_Provided information_
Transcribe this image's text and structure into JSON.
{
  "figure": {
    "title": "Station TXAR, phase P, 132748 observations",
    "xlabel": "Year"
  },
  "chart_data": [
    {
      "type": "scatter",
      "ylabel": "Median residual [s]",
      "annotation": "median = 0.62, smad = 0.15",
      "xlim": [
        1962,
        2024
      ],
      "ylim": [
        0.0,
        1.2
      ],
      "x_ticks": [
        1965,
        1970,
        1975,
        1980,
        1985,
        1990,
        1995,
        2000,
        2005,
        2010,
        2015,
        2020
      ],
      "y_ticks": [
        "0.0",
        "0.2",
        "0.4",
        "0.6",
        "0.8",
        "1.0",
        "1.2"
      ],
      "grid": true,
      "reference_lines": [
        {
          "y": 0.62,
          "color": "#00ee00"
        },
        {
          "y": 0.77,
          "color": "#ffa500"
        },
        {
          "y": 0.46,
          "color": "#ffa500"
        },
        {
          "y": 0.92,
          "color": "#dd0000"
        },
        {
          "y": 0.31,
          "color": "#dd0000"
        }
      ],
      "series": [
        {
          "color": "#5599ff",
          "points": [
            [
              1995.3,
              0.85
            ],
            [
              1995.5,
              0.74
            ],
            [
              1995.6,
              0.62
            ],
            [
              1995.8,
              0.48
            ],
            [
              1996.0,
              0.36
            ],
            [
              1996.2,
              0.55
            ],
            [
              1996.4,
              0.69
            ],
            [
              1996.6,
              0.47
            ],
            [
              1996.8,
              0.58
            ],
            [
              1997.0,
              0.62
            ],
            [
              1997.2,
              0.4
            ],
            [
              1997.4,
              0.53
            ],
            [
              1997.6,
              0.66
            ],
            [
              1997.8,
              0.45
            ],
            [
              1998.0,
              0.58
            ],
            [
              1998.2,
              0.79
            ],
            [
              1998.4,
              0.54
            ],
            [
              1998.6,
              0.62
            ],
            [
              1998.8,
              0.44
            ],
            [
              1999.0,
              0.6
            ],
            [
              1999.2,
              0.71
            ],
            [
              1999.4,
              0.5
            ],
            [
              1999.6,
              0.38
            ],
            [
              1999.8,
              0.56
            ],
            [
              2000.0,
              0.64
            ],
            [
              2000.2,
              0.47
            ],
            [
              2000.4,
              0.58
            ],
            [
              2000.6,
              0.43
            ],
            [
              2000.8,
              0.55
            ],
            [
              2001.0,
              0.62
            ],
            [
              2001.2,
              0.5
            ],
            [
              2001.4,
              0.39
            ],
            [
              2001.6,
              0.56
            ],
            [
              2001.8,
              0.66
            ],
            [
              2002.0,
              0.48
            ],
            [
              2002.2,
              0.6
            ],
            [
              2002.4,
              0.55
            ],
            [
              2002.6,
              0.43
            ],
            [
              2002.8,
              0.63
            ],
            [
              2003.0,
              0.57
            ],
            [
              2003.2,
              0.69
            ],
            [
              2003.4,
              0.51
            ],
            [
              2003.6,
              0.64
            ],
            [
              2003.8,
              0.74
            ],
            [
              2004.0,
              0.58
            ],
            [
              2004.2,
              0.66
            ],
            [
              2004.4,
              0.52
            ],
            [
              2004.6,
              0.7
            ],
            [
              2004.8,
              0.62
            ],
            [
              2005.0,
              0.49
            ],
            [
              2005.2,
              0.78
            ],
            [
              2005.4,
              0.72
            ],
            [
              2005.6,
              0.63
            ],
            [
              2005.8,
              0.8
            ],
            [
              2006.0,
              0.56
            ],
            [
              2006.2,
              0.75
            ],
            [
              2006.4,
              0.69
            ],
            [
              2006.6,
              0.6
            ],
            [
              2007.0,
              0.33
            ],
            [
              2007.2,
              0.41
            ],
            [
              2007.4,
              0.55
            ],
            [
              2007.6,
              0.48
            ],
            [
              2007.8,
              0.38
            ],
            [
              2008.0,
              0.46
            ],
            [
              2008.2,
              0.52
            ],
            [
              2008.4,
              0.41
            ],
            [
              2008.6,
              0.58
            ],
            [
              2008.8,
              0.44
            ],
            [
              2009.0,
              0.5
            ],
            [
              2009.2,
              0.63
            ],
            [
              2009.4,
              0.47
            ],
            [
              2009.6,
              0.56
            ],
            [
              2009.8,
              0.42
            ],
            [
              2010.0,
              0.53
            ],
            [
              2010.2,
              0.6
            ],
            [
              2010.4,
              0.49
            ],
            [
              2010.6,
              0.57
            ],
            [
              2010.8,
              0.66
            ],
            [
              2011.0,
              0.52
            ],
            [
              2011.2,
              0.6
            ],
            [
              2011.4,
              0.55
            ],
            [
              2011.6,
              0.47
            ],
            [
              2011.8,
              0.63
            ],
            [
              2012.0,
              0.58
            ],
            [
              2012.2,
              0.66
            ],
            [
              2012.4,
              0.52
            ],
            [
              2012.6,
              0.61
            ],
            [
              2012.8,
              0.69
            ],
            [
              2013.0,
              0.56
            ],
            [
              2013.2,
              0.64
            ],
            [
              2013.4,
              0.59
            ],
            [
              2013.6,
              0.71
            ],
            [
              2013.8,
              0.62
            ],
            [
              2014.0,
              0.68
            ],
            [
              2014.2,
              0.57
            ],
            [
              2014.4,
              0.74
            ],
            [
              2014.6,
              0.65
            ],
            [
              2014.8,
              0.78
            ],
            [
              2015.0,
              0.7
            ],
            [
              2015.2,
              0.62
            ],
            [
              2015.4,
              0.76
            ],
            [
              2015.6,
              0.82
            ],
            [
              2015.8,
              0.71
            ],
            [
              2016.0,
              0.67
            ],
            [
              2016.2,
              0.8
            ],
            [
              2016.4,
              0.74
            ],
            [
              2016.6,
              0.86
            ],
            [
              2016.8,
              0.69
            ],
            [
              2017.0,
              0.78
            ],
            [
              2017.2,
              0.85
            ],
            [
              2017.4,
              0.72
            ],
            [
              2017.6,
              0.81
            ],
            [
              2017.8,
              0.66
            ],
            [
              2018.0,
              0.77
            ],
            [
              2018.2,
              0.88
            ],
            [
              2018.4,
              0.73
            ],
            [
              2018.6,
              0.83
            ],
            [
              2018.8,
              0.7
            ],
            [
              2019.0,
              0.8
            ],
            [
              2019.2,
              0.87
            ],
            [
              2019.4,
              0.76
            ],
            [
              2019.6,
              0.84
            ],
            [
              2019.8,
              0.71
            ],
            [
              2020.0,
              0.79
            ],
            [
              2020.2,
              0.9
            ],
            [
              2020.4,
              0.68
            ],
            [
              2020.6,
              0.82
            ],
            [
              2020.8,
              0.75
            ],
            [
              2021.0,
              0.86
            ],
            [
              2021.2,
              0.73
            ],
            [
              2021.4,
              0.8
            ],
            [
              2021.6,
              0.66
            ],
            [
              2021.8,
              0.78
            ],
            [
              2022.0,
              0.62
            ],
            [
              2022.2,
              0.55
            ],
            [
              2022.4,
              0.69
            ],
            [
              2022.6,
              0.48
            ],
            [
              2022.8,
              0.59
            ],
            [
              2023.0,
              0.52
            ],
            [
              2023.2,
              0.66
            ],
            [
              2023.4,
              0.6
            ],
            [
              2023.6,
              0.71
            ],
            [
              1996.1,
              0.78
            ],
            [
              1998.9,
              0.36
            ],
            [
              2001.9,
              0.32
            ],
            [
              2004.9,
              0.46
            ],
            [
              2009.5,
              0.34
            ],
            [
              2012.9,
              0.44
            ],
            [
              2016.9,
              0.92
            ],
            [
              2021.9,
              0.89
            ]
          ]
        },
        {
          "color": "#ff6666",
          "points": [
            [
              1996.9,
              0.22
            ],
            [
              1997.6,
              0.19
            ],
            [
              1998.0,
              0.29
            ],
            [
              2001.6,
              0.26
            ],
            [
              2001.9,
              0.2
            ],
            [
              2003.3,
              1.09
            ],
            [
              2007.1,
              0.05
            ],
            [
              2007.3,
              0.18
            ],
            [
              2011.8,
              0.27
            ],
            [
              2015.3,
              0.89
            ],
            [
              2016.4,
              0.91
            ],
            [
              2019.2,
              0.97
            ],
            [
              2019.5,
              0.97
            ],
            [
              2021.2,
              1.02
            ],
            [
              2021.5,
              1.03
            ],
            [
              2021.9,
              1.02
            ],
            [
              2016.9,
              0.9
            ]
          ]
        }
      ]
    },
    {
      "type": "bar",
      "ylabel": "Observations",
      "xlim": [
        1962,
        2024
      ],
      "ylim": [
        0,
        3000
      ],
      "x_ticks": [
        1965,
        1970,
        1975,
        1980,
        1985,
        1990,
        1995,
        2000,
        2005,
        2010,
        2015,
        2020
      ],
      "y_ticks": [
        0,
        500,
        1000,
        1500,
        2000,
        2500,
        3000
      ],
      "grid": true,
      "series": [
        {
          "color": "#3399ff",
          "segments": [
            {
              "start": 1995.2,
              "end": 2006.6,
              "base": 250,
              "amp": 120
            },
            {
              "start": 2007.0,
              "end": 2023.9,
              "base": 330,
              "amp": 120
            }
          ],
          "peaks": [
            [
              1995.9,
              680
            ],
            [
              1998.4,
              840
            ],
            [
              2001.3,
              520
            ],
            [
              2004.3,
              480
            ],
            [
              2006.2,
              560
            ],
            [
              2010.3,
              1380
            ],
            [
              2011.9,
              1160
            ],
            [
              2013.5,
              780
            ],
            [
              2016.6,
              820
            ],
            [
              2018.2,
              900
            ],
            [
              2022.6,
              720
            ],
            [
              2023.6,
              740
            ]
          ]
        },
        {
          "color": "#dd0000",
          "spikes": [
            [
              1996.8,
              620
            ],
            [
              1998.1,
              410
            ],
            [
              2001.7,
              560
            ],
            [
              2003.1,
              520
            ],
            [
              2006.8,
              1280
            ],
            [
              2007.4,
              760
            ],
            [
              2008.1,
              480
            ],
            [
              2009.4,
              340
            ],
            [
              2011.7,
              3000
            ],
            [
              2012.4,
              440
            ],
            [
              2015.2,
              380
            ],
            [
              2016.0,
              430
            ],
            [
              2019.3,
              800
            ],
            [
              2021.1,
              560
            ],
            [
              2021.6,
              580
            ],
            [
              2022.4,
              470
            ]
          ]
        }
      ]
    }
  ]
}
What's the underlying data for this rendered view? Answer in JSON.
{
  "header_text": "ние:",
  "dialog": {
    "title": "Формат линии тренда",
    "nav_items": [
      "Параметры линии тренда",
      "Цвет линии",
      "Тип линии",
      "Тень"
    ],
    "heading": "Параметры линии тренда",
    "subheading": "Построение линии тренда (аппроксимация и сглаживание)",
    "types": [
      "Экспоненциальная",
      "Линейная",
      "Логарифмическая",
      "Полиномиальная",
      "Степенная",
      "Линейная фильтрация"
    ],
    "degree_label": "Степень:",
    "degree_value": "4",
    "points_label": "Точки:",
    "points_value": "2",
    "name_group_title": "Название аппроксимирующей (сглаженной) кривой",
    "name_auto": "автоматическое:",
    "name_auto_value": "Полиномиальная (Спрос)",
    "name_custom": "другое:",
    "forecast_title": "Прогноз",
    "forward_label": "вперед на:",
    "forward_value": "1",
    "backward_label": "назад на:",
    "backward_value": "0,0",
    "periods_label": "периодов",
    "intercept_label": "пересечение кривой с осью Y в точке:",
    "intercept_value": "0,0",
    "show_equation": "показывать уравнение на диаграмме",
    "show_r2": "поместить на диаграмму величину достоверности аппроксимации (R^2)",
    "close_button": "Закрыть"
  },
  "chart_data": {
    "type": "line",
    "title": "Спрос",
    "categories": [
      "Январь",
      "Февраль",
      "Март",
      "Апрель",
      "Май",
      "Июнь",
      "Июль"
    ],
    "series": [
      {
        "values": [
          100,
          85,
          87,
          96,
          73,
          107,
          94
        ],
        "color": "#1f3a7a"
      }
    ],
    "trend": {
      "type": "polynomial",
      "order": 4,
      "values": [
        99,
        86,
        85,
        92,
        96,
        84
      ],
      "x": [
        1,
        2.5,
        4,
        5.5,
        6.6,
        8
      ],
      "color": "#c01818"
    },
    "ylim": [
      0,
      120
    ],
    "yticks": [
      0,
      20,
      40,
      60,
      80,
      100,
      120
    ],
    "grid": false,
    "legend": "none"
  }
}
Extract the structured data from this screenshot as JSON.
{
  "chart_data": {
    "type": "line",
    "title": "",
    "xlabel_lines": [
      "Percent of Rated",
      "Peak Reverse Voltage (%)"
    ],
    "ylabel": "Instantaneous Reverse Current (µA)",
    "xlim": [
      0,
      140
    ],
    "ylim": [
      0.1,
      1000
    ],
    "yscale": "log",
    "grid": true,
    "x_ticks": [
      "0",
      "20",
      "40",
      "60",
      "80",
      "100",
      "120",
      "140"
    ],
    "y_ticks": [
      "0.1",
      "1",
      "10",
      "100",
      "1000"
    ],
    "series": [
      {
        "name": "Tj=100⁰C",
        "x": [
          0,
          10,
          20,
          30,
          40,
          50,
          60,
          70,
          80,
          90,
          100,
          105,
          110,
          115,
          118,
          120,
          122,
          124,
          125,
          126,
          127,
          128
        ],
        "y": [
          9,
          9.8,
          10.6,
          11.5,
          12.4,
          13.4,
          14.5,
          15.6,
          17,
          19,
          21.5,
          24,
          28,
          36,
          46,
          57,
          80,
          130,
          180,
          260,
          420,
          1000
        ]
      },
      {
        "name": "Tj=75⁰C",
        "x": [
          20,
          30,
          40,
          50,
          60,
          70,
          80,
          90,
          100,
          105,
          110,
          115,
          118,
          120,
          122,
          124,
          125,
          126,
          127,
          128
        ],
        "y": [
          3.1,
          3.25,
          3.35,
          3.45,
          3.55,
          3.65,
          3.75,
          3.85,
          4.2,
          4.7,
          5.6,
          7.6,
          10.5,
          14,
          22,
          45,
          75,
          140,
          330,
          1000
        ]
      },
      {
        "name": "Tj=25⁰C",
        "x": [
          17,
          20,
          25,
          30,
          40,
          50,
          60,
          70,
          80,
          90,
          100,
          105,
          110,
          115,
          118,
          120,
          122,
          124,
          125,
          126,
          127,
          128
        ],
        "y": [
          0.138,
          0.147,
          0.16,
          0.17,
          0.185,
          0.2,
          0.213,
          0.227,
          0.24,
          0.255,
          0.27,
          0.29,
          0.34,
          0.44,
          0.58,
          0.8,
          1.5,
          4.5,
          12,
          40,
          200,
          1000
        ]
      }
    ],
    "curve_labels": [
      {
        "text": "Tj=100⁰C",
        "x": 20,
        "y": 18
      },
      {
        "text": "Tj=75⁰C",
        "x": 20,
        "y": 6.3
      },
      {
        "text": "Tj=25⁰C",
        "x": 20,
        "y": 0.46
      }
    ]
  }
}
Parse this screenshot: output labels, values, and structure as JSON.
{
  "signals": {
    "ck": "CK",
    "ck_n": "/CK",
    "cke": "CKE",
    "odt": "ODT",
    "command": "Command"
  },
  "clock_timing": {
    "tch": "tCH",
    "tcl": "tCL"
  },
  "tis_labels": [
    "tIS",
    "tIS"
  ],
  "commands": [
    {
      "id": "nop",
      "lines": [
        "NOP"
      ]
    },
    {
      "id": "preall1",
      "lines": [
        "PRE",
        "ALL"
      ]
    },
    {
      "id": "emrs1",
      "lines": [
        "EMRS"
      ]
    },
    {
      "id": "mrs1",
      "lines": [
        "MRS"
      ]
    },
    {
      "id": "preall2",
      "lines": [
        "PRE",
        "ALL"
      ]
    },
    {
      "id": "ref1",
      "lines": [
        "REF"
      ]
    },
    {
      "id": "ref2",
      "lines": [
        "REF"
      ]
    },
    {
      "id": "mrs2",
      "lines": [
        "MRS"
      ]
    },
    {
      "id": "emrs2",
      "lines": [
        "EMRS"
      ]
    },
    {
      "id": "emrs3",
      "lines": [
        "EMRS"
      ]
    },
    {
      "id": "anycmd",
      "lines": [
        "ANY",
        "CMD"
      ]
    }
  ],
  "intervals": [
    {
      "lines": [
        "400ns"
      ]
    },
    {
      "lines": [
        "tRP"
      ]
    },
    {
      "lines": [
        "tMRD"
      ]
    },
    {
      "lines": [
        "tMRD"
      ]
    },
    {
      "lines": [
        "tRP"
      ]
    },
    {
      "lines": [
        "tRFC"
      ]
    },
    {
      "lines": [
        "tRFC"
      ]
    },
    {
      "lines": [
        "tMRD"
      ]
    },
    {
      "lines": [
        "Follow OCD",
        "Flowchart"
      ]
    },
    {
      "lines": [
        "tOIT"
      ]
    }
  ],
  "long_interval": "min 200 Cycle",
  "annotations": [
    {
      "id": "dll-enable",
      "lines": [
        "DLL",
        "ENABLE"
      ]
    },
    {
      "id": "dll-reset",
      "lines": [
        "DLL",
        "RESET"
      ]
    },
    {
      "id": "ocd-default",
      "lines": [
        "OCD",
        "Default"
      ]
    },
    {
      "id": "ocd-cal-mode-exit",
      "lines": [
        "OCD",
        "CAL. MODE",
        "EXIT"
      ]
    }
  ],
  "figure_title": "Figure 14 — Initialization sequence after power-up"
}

_Given request_
Extract every line above that contains the word "кривой".

_Response_
    "name_group_title": "Название аппроксимирующей (сглаженной) кривой",
    "intercept_label": "пересечение кривой с осью Y в точке:",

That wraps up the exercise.